What this exercise asks:
1: In the account of Howard Cushing's Arizona campaign, at what time did Troop F break camp on the morning of May first?
2: In the account of Howard Cushing's Arizona campaign, substitute "stronghold" for "fortress" and write out the part from "On April 30" to "going near it.".
3: Carry the account of Howard Cushing's Arizona campaign on from where it stops.

Text excerpt:
◆ ◆ ◆

Howard Cushing’s reputation as a relentless Indian fighter was well-established long before he arrived in Arizona. During the Cochise War, he was the Army’s most energetic and successful soldier. For more than a year, he led countless scouts through Apacheria. He had that rare quality that made him a natural leader of men. His troopers idolized him and would “charge hell with a bucket of water,” for him. His fellow-officers held him the highest regard. His fighting skills were such that he was kept in the field constantly, pursuing wherever and whenever needed. Captain John G. Bourke, who served with him in the Third Cavalry, in his classic history of the Indian Wars, On the Border With Crook, called him, “the bravest man I ever saw.”

Troop F had several skirmishes with the Apache in early 1871, striking their rancherias in the Pinal and Santa Catalina Mountains burning their wickiups, supplies and driving them out in the winter weather. They hit two more north of the Gila. Again the Apache was burned out of their dwellings and suffered heavy casualties. The aggressive young lieutenant had caught the attention of the Apache leaders including Cochise, Geronimo and Juh.

In the spring of 1871 he was ordered to move his Troop F, 3rd Cavalry from Camp Grant on the lower San Pedro River to Fort Lowell, on Rillito Creek near Tucson and meet with Governor A.P.K. Safford who gave him free rein to conduct a search and destroy missions to scour the mountains and valleys of southeast Arizona.

Cushing’s patrol departed from Camp Grant on August 26th. His troop consisted of Sergeant Tom Mott and sixteen privates. The chief civilian packer was Cushing’s English friend, William Simpson. Their mission was to scout the Sonoita and Santa Cruz Valleys and the mountains near the Mexican border. He believed Cochise was the chief cause of most of the violence in southeast Arizona and he made it his mission to get him.

They headed in a southeast direction, arriving at Cienega Ranch, the site of the old Butterfield Stage Station about thirty miles east of Tucson and three miles west of Pantano. The next day they rode south to Camp Crittenden, on Sonoita Creek, arriving late that afternoon. After covering 65 miles in two days, Cushing decided to rest the horses and pack mules for a day.

On April 30 they left Crittenden and rode south to Pete Kitchen’s ranch at Potrero, just north of today’s Nogales. Kitchen was one of the most famous Indian fighters in Southwest. His ranch located on one of the Apache Plunder Trails into Mexico was a veritable fortress. Raiding Apache had suffered such devastating casualties trying to destroy it they finally gave up and avoided going near it.

Troop F broke camp at five A.M. on the morning of May first. Kitchen volunteered to guide them through the mountains that separated the Sonoita and Santa Cruz Valleys. Troop F turned south, crossed the Mexican Border and spent the night at the presidio at Santa Cruz. Cushing learned from the Mexican comandante that Apaches had been seen just north of the border in the Huachuca Mountains.

◆ ◆ ◆

Data entries:
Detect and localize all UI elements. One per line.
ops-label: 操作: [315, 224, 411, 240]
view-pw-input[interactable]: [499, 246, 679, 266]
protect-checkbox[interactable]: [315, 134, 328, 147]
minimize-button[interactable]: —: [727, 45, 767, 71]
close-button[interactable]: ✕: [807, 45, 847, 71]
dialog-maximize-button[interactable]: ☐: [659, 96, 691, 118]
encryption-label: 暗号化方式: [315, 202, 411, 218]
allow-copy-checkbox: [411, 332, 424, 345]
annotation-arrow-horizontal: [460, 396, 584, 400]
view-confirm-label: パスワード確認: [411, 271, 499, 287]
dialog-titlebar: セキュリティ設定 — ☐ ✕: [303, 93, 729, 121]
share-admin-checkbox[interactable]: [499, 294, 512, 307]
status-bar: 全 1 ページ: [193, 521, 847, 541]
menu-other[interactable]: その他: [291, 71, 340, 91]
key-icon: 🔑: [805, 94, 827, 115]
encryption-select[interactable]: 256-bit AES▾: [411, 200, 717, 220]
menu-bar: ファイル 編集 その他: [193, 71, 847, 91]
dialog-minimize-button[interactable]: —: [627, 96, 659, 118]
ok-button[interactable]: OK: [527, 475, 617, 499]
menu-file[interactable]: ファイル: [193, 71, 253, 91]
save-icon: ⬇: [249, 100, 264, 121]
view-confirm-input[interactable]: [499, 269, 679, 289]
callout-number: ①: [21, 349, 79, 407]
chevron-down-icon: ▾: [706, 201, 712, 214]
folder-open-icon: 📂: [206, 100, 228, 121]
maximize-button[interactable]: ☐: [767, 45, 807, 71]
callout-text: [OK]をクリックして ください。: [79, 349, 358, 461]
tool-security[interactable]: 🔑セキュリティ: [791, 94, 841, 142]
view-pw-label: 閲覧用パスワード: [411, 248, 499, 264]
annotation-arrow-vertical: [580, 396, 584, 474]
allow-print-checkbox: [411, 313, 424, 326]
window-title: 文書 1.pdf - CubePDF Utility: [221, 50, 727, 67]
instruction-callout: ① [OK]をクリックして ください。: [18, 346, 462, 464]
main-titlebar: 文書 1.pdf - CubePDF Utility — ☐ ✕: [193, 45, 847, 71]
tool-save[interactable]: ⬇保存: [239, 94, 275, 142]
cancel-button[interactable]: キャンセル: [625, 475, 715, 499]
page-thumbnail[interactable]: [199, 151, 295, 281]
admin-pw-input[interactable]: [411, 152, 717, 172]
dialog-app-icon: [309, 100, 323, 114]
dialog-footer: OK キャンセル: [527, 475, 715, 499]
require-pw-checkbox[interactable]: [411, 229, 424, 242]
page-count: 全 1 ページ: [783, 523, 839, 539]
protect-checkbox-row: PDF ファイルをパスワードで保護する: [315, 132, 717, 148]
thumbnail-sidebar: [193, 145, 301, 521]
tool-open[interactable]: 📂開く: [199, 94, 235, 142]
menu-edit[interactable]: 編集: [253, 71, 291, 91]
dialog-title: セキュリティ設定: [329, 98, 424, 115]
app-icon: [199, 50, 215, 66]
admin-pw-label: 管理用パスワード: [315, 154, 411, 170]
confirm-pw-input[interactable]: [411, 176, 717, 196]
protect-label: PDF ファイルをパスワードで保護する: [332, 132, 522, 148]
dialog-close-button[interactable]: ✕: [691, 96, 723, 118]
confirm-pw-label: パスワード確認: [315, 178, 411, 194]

◆ ◆ ◆

Answers in order:
1: At five A.M.

2:
On April 30 they left Crittenden and rode south to Pete Kitchen’s ranch at Potrero, just north of today’s Nogales. Kitchen was one of the most famous Indian fighters in Southwest. His ranch located on one of the Apache Plunder Trails into Mexico was a veritable stronghold. Raiding Apache had suffered such devastating casualties trying to destroy it they finally gave up and avoided going near it.

3:
They camped at Cienega on the east side of the Huachuca’s where they found signs of Apaches in the area. The troopers couldn’t help but notice the Apache signal fires that followed them. It was apparent they were watching Cushing’s small band of troopers.

Just as Cushing was determined to kill or capture Cochise, the Apaches had targeted Lt. Cushing and were setting an ambush for him in the Whetstone Mountains.

On May 4th they headed north along the east side of the Huachuca’s and camped that evening at Canyon Alisos south of the Babocomari River. Grass was scarce as the Apache had been setting fires in the area.

They left camp on the morning of May 5th at 7 A.M. riding northwest to old Camp Wallen on the Babocomari where Cushing planned to camp but the grass had all been burned off and was still burning. Cushing decided to camp at Bear Springs in the Whetstones and the Apache warriors, led by Juh were waiting for him. About two miles north of Wallen they struck a small trail leading into the Whetstones. Cushing sent Sgt. Mott and three men and to follow the trail while he led the rest of the troop up the main one.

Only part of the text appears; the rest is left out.